• [THE TASK] Transcribe the listing that follows in full, omitting pictures.

• [WORKING DATA]
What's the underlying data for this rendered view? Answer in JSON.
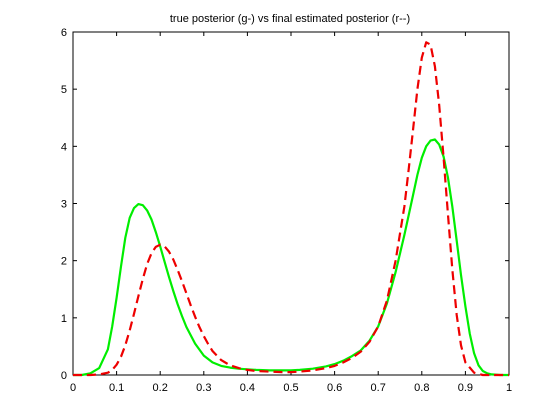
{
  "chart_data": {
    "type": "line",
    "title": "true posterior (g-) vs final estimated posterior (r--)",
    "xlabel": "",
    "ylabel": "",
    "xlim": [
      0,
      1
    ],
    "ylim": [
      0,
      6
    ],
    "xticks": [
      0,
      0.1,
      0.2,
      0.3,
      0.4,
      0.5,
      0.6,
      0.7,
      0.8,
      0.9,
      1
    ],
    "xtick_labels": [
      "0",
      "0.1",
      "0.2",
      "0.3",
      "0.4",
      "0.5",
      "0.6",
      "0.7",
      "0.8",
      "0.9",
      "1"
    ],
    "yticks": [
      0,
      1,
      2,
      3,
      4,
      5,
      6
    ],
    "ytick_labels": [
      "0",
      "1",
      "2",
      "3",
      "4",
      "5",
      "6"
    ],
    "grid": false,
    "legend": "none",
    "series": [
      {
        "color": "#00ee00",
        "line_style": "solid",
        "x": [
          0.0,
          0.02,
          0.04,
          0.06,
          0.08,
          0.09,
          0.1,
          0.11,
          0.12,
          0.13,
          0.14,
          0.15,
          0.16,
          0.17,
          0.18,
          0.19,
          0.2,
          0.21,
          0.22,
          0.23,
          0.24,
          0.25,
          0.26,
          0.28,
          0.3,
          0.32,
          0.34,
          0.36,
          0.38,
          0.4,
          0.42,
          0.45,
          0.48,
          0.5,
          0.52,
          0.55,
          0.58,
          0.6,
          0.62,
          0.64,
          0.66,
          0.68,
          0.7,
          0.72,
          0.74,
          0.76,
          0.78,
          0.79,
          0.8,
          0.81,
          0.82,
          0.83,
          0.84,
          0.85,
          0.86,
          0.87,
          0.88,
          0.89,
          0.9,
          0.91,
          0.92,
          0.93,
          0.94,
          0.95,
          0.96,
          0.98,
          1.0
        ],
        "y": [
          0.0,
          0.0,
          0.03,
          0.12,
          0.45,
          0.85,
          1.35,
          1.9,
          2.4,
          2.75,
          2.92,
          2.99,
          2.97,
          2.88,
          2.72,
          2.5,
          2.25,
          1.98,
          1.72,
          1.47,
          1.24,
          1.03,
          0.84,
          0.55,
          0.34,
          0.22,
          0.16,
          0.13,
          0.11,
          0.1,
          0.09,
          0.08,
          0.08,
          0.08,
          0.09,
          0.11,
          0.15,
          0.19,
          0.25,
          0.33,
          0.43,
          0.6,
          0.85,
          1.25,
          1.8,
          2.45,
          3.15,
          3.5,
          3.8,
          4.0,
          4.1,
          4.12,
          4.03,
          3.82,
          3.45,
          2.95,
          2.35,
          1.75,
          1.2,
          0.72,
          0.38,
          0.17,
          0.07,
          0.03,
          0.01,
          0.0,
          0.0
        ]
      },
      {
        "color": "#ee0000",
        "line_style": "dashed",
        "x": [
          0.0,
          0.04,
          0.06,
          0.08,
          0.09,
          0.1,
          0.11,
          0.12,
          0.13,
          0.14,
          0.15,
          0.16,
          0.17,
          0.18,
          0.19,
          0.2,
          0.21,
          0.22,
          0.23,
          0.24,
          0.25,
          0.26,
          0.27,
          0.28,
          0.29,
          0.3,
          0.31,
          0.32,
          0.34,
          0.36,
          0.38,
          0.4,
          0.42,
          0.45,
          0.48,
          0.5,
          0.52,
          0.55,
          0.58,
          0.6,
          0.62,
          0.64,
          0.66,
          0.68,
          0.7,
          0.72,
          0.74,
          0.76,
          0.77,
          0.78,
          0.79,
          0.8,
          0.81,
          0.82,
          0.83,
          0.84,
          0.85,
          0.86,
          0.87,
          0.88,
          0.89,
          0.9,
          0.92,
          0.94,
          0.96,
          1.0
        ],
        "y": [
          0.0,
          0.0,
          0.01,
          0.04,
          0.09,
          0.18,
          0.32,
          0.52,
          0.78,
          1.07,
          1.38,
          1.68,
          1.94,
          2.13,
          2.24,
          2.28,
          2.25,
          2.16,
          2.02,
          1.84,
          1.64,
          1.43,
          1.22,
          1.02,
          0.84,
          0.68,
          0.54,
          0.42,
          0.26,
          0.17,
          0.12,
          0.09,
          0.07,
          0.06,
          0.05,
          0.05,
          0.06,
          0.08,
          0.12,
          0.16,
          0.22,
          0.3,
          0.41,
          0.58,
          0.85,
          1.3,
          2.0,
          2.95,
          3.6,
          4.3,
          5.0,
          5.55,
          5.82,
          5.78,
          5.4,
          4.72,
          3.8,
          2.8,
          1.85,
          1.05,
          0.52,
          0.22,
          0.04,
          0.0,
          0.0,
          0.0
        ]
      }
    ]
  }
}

• [PROBLEM SOLUTION]
What's the underlying data for this rendered view? Answer in JSON.
{
  "chart_data": {
    "type": "line",
    "title": "true posterior (g-) vs final estimated posterior (r--)",
    "xlabel": "",
    "ylabel": "",
    "xlim": [
      0,
      1
    ],
    "ylim": [
      0,
      6
    ],
    "xticks": [
      0,
      0.1,
      0.2,
      0.3,
      0.4,
      0.5,
      0.6,
      0.7,
      0.8,
      0.9,
      1
    ],
    "xtick_labels": [
      "0",
      "0.1",
      "0.2",
      "0.3",
      "0.4",
      "0.5",
      "0.6",
      "0.7",
      "0.8",
      "0.9",
      "1"
    ],
    "yticks": [
      0,
      1,
      2,
      3,
      4,
      5,
      6
    ],
    "ytick_labels": [
      "0",
      "1",
      "2",
      "3",
      "4",
      "5",
      "6"
    ],
    "grid": false,
    "legend": "none",
    "series": [
      {
        "color": "#00ee00",
        "line_style": "solid",
        "x": [
          0.0,
          0.02,
          0.04,
          0.06,
          0.08,
          0.09,
          0.1,
          0.11,
          0.12,
          0.13,
          0.14,
          0.15,
          0.16,
          0.17,
          0.18,
          0.19,
          0.2,
          0.21,
          0.22,
          0.23,
          0.24,
          0.25,
          0.26,
          0.28,
          0.3,
          0.32,
          0.34,
          0.36,
          0.38,
          0.4,
          0.42,
          0.45,
          0.48,
          0.5,
          0.52,
          0.55,
          0.58,
          0.6,
          0.62,
          0.64,
          0.66,
          0.68,
          0.7,
          0.72,
          0.74,
          0.76,
          0.78,
          0.79,
          0.8,
          0.81,
          0.82,
          0.83,
          0.84,
          0.85,
          0.86,
          0.87,
          0.88,
          0.89,
          0.9,
          0.91,
          0.92,
          0.93,
          0.94,
          0.95,
          0.96,
          0.98,
          1.0
        ],
        "y": [
          0.0,
          0.0,
          0.03,
          0.12,
          0.45,
          0.85,
          1.35,
          1.9,
          2.4,
          2.75,
          2.92,
          2.99,
          2.97,
          2.88,
          2.72,
          2.5,
          2.25,
          1.98,
          1.72,
          1.47,
          1.24,
          1.03,
          0.84,
          0.55,
          0.34,
          0.22,
          0.16,
          0.13,
          0.11,
          0.1,
          0.09,
          0.08,
          0.08,
          0.08,
          0.09,
          0.11,
          0.15,
          0.19,
          0.25,
          0.33,
          0.43,
          0.6,
          0.85,
          1.25,
          1.8,
          2.45,
          3.15,
          3.5,
          3.8,
          4.0,
          4.1,
          4.12,
          4.03,
          3.82,
          3.45,
          2.95,
          2.35,
          1.75,
          1.2,
          0.72,
          0.38,
          0.17,
          0.07,
          0.03,
          0.01,
          0.0,
          0.0
        ]
      },
      {
        "color": "#ee0000",
        "line_style": "dashed",
        "x": [
          0.0,
          0.04,
          0.06,
          0.08,
          0.09,
          0.1,
          0.11,
          0.12,
          0.13,
          0.14,
          0.15,
          0.16,
          0.17,
          0.18,
          0.19,
          0.2,
          0.21,
          0.22,
          0.23,
          0.24,
          0.25,
          0.26,
          0.27,
          0.28,
          0.29,
          0.3,
          0.31,
          0.32,
          0.34,
          0.36,
          0.38,
          0.4,
          0.42,
          0.45,
          0.48,
          0.5,
          0.52,
          0.55,
          0.58,
          0.6,
          0.62,
          0.64,
          0.66,
          0.68,
          0.7,
          0.72,
          0.74,
          0.76,
          0.77,
          0.78,
          0.79,
          0.8,
          0.81,
          0.82,
          0.83,
          0.84,
          0.85,
          0.86,
          0.87,
          0.88,
          0.89,
          0.9,
          0.92,
          0.94,
          0.96,
          1.0
        ],
        "y": [
          0.0,
          0.0,
          0.01,
          0.04,
          0.09,
          0.18,
          0.32,
          0.52,
          0.78,
          1.07,
          1.38,
          1.68,
          1.94,
          2.13,
          2.24,
          2.28,
          2.25,
          2.16,
          2.02,
          1.84,
          1.64,
          1.43,
          1.22,
          1.02,
          0.84,
          0.68,
          0.54,
          0.42,
          0.26,
          0.17,
          0.12,
          0.09,
          0.07,
          0.06,
          0.05,
          0.05,
          0.06,
          0.08,
          0.12,
          0.16,
          0.22,
          0.3,
          0.41,
          0.58,
          0.85,
          1.3,
          2.0,
          2.95,
          3.6,
          4.3,
          5.0,
          5.55,
          5.82,
          5.78,
          5.4,
          4.72,
          3.8,
          2.8,
          1.85,
          1.05,
          0.52,
          0.22,
          0.04,
          0.0,
          0.0,
          0.0
        ]
      }
    ]
  }
}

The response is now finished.